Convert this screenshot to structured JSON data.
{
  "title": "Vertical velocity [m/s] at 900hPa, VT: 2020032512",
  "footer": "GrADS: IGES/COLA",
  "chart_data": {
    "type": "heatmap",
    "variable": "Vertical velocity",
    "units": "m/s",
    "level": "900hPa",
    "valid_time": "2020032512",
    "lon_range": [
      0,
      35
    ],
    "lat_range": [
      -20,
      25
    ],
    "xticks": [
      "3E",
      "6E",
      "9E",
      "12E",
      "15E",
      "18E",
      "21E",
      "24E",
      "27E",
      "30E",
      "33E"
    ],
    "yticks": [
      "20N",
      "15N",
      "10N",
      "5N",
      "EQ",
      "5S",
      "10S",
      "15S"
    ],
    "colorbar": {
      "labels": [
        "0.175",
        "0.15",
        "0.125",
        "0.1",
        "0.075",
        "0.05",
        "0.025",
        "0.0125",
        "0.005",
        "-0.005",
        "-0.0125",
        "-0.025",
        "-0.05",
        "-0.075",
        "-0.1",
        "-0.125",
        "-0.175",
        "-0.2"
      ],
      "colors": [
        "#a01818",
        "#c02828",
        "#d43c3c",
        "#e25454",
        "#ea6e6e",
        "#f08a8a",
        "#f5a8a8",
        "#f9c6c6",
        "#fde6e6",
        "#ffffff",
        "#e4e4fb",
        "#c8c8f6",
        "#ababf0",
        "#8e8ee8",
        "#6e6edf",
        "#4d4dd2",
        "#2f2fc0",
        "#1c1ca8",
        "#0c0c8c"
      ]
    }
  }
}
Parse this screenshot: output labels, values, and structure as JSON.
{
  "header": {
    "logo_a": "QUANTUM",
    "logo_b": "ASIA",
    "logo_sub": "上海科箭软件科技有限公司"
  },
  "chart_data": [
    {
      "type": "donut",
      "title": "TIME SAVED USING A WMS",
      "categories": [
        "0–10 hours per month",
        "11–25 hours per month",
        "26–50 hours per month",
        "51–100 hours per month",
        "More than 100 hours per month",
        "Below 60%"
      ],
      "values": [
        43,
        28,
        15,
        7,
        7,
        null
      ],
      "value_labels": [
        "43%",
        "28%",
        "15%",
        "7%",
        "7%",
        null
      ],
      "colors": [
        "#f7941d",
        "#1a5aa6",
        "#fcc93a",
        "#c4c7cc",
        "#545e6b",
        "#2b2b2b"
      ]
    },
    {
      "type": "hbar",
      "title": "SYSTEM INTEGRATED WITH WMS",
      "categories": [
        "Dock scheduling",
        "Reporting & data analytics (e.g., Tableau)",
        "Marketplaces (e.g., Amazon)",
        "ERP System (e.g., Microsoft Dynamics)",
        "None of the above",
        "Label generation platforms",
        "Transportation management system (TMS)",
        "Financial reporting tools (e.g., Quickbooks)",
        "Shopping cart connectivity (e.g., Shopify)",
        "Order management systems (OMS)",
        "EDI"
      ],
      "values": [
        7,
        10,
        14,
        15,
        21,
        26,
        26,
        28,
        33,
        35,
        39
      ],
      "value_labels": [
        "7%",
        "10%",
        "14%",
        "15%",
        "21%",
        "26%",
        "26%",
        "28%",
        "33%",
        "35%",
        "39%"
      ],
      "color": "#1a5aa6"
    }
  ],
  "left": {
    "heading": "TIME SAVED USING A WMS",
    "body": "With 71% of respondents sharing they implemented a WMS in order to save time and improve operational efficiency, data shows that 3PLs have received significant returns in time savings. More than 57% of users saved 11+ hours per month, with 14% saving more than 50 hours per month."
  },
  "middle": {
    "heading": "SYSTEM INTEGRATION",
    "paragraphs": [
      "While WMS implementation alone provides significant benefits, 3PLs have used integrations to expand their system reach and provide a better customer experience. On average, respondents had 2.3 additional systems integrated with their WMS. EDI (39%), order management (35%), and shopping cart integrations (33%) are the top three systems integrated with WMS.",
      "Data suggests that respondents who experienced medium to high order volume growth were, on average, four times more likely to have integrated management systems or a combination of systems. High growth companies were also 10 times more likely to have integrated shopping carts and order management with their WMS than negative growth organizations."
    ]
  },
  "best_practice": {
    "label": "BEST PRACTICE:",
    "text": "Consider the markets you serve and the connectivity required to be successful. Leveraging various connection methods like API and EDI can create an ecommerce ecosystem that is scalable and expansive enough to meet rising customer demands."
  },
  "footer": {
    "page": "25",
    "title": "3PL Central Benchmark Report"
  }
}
■ ■ ■ ■ ■ ■ ■
## THE TASK
Make an exact copy of the listing, including every line.

## EXERCISE SOLUTION
Convert this screenshot to structured JSON data.
{
  "title": "Vertical velocity [m/s] at 900hPa, VT: 2020032512",
  "footer": "GrADS: IGES/COLA",
  "chart_data": {
    "type": "heatmap",
    "variable": "Vertical velocity",
    "units": "m/s",
    "level": "900hPa",
    "valid_time": "2020032512",
    "lon_range": [
      0,
      35
    ],
    "lat_range": [
      -20,
      25
    ],
    "xticks": [
      "3E",
      "6E",
      "9E",
      "12E",
      "15E",
      "18E",
      "21E",
      "24E",
      "27E",
      "30E",
      "33E"
    ],
    "yticks": [
      "20N",
      "15N",
      "10N",
      "5N",
      "EQ",
      "5S",
      "10S",
      "15S"
    ],
    "colorbar": {
      "labels": [
        "0.175",
        "0.15",
        "0.125",
        "0.1",
        "0.075",
        "0.05",
        "0.025",
        "0.0125",
        "0.005",
        "-0.005",
        "-0.0125",
        "-0.025",
        "-0.05",
        "-0.075",
        "-0.1",
        "-0.125",
        "-0.175",
        "-0.2"
      ],
      "colors": [
        "#a01818",
        "#c02828",
        "#d43c3c",
        "#e25454",
        "#ea6e6e",
        "#f08a8a",
        "#f5a8a8",
        "#f9c6c6",
        "#fde6e6",
        "#ffffff",
        "#e4e4fb",
        "#c8c8f6",
        "#ababf0",
        "#8e8ee8",
        "#6e6edf",
        "#4d4dd2",
        "#2f2fc0",
        "#1c1ca8",
        "#0c0c8c"
      ]
    }
  }
}
Parse this screenshot: output labels, values, and structure as JSON.
{
  "header": {
    "logo_a": "QUANTUM",
    "logo_b": "ASIA",
    "logo_sub": "上海科箭软件科技有限公司"
  },
  "chart_data": [
    {
      "type": "donut",
      "title": "TIME SAVED USING A WMS",
      "categories": [
        "0–10 hours per month",
        "11–25 hours per month",
        "26–50 hours per month",
        "51–100 hours per month",
        "More than 100 hours per month",
        "Below 60%"
      ],
      "values": [
        43,
        28,
        15,
        7,
        7,
        null
      ],
      "value_labels": [
        "43%",
        "28%",
        "15%",
        "7%",
        "7%",
        null
      ],
      "colors": [
        "#f7941d",
        "#1a5aa6",
        "#fcc93a",
        "#c4c7cc",
        "#545e6b",
        "#2b2b2b"
      ]
    },
    {
      "type": "hbar",
      "title": "SYSTEM INTEGRATED WITH WMS",
      "categories": [
        "Dock scheduling",
        "Reporting & data analytics (e.g., Tableau)",
        "Marketplaces (e.g., Amazon)",
        "ERP System (e.g., Microsoft Dynamics)",
        "None of the above",
        "Label generation platforms",
        "Transportation management system (TMS)",
        "Financial reporting tools (e.g., Quickbooks)",
        "Shopping cart connectivity (e.g., Shopify)",
        "Order management systems (OMS)",
        "EDI"
      ],
      "values": [
        7,
        10,
        14,
        15,
        21,
        26,
        26,
        28,
        33,
        35,
        39
      ],
      "value_labels": [
        "7%",
        "10%",
        "14%",
        "15%",
        "21%",
        "26%",
        "26%",
        "28%",
        "33%",
        "35%",
        "39%"
      ],
      "color": "#1a5aa6"
    }
  ],
  "left": {
    "heading": "TIME SAVED USING A WMS",
    "body": "With 71% of respondents sharing they implemented a WMS in order to save time and improve operational efficiency, data shows that 3PLs have received significant returns in time savings. More than 57% of users saved 11+ hours per month, with 14% saving more than 50 hours per month."
  },
  "middle": {
    "heading": "SYSTEM INTEGRATION",
    "paragraphs": [
      "While WMS implementation alone provides significant benefits, 3PLs have used integrations to expand their system reach and provide a better customer experience. On average, respondents had 2.3 additional systems integrated with their WMS. EDI (39%), order management (35%), and shopping cart integrations (33%) are the top three systems integrated with WMS.",
      "Data suggests that respondents who experienced medium to high order volume growth were, on average, four times more likely to have integrated management systems or a combination of systems. High growth companies were also 10 times more likely to have integrated shopping carts and order management with their WMS than negative growth organizations."
    ]
  },
  "best_practice": {
    "label": "BEST PRACTICE:",
    "text": "Consider the markets you serve and the connectivity required to be successful. Leveraging various connection methods like API and EDI can create an ecommerce ecosystem that is scalable and expansive enough to meet rising customer demands."
  },
  "footer": {
    "page": "25",
    "title": "3PL Central Benchmark Report"
  }
}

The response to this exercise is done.